PROBLEM STATEMENT |
Take from the listing each line that has the string "object".

Dataset entries |
────

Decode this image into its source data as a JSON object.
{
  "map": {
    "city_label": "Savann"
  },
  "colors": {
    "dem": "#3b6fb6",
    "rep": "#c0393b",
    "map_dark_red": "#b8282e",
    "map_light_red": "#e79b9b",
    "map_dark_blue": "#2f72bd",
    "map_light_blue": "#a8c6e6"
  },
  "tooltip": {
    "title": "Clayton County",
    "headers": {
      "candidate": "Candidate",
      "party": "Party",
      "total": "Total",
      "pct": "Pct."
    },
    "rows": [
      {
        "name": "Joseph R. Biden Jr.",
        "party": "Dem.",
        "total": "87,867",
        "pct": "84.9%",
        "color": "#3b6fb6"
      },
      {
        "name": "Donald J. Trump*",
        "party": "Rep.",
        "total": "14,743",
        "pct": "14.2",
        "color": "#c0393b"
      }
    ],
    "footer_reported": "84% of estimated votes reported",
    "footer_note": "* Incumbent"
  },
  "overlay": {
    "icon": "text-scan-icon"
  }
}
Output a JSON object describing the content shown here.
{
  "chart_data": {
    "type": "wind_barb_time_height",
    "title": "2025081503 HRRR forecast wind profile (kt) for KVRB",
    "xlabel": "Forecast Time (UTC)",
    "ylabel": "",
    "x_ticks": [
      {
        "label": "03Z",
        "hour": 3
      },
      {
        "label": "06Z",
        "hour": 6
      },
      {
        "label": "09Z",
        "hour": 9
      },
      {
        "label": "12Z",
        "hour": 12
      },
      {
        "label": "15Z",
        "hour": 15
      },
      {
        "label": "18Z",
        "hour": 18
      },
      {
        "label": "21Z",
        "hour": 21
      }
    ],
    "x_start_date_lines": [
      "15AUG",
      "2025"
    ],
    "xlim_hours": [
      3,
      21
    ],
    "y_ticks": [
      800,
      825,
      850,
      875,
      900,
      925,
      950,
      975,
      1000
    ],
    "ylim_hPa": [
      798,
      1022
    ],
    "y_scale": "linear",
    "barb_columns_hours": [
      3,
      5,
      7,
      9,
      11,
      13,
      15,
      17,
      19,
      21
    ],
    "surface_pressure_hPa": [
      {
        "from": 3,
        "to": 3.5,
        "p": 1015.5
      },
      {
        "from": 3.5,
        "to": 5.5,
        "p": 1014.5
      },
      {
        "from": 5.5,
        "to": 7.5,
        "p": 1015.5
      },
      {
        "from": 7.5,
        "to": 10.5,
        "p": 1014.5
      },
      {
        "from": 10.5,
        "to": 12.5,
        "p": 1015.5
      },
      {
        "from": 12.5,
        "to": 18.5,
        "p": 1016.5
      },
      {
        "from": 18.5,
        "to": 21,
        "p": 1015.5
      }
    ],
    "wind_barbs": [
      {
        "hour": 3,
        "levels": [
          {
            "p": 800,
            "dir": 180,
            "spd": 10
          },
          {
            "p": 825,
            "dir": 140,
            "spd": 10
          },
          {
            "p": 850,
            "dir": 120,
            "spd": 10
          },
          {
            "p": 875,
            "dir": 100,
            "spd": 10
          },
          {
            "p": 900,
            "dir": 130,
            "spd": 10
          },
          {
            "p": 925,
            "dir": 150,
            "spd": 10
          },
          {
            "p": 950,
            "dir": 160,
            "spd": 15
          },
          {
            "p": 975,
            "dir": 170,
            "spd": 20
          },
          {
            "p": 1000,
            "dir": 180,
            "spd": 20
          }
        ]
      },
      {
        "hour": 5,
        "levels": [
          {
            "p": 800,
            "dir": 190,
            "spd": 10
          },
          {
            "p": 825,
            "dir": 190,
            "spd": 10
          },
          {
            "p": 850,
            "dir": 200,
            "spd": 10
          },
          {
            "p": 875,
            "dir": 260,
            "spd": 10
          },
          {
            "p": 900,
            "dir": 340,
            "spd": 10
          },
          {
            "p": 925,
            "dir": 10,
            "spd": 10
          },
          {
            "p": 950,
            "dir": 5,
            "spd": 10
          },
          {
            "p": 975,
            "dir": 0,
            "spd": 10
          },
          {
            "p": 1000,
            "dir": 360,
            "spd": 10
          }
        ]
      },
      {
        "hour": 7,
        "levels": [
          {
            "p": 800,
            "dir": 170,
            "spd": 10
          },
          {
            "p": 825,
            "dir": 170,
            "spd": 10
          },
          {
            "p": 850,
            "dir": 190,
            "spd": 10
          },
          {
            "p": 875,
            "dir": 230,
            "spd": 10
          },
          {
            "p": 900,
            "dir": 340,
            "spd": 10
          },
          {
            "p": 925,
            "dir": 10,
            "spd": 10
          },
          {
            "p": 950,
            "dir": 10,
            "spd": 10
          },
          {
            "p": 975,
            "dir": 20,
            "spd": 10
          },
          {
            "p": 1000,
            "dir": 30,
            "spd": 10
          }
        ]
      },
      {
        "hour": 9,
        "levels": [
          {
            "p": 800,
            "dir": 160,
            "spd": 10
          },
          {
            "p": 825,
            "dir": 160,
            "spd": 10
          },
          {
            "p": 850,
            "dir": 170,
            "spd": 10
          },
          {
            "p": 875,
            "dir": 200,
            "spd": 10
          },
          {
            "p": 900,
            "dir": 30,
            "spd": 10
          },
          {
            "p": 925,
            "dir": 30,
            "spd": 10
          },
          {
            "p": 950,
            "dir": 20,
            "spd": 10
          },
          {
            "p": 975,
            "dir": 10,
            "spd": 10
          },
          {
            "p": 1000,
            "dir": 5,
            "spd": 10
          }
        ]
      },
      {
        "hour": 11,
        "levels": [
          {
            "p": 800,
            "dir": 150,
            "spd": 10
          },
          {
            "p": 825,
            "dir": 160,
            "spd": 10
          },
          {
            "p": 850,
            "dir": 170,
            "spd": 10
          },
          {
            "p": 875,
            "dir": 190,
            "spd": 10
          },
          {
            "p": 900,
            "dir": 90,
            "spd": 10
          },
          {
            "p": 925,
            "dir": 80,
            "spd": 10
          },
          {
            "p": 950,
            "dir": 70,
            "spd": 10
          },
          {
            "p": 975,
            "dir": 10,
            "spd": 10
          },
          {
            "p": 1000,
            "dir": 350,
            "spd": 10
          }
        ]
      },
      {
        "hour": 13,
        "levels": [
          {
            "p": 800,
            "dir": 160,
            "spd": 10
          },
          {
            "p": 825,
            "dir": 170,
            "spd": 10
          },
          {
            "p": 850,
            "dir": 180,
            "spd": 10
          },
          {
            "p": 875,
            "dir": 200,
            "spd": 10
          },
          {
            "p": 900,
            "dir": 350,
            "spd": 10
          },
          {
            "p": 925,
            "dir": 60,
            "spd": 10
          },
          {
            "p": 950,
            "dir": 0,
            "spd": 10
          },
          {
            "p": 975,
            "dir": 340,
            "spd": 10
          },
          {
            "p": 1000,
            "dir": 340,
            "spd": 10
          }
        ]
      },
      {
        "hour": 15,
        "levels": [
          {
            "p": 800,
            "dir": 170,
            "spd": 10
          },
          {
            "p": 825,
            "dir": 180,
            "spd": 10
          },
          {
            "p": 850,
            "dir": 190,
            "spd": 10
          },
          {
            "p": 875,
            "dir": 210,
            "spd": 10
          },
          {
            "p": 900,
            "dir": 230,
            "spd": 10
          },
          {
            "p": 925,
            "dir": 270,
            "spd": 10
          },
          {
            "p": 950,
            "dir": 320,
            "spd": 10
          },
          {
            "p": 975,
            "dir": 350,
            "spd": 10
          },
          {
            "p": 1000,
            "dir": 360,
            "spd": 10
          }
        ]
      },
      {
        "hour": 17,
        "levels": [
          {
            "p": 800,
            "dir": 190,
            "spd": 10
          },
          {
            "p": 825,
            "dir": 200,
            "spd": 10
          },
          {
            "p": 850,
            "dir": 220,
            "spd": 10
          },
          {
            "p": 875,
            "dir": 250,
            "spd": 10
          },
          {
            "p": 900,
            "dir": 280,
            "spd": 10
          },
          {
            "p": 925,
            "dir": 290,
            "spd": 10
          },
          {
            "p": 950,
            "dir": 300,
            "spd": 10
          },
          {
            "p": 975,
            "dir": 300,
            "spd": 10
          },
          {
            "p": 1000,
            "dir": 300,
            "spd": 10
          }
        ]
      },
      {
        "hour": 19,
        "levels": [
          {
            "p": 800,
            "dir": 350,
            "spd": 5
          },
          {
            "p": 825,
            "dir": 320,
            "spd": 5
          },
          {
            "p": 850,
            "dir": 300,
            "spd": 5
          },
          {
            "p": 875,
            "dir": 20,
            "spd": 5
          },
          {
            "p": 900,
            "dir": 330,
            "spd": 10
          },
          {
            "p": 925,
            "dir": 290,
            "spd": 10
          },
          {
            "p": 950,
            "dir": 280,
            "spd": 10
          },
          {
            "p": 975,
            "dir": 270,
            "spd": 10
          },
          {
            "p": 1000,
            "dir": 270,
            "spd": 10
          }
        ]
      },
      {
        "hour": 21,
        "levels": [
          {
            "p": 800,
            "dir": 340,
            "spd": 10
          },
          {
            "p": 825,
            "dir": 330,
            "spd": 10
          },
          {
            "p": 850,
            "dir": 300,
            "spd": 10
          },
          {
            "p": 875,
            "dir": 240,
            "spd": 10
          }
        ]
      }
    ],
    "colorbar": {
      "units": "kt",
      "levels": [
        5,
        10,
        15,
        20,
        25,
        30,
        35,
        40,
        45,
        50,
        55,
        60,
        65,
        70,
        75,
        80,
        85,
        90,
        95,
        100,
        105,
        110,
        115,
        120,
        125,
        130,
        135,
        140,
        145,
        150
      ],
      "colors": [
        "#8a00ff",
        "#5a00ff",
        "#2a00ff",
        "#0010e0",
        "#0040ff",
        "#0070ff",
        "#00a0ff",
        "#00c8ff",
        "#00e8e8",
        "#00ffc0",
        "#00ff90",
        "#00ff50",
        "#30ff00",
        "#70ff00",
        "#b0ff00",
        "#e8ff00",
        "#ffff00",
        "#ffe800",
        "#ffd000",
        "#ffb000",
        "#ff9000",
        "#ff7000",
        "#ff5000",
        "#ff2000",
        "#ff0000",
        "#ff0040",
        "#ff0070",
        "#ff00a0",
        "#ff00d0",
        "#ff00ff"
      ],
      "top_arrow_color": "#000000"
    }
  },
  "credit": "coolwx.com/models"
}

────

ANSWER TO THIS EXERCISE |
Decode this image into its source data as a JSON object.
Output a JSON object describing the content shown here.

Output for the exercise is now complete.